> [EXERCISE PROMPT] Reproduce the data in its entirety, exactly as supplied.

> [DATA ROWS]
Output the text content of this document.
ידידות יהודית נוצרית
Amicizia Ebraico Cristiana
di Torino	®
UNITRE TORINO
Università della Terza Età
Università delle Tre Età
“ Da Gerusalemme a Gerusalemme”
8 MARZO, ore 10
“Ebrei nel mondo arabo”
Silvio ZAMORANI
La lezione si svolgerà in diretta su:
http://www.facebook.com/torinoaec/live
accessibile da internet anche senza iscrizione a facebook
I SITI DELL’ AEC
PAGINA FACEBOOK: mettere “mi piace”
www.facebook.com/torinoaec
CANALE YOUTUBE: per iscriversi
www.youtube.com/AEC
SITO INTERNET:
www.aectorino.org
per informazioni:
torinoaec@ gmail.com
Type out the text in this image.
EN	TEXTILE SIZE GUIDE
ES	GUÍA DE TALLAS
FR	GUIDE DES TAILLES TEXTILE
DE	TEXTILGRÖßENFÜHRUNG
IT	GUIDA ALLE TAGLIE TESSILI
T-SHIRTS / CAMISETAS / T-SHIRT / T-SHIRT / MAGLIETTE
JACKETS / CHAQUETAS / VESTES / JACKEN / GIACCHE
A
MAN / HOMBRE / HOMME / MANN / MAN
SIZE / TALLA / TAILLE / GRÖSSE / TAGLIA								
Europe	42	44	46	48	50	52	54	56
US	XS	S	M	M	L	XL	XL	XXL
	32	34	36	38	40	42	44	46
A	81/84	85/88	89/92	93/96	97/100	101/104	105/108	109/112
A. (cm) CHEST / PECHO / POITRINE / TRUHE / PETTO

> [WRITTEN SOLUTION]
Output the text content of this document.
ידידות יהודית נוצרית
Amicizia Ebraico Cristiana
di Torino	®
UNITRE TORINO
Università della Terza Età
Università delle Tre Età
“ Da Gerusalemme a Gerusalemme”
8 MARZO, ore 10
“Ebrei nel mondo arabo”
Silvio ZAMORANI
La lezione si svolgerà in diretta su:
http://www.facebook.com/torinoaec/live
accessibile da internet anche senza iscrizione a facebook
I SITI DELL’ AEC
PAGINA FACEBOOK: mettere “mi piace”
www.facebook.com/torinoaec
CANALE YOUTUBE: per iscriversi
www.youtube.com/AEC
SITO INTERNET:
www.aectorino.org
per informazioni:
torinoaec@ gmail.com
Type out the text in this image.
EN	TEXTILE SIZE GUIDE
ES	GUÍA DE TALLAS
FR	GUIDE DES TAILLES TEXTILE
DE	TEXTILGRÖßENFÜHRUNG
IT	GUIDA ALLE TAGLIE TESSILI
T-SHIRTS / CAMISETAS / T-SHIRT / T-SHIRT / MAGLIETTE
JACKETS / CHAQUETAS / VESTES / JACKEN / GIACCHE
A
MAN / HOMBRE / HOMME / MANN / MAN
SIZE / TALLA / TAILLE / GRÖSSE / TAGLIA								
Europe	42	44	46	48	50	52	54	56
US	XS	S	M	M	L	XL	XL	XXL
	32	34	36	38	40	42	44	46
A	81/84	85/88	89/92	93/96	97/100	101/104	105/108	109/112
A. (cm) CHEST / PECHO / POITRINE / TRUHE / PETTO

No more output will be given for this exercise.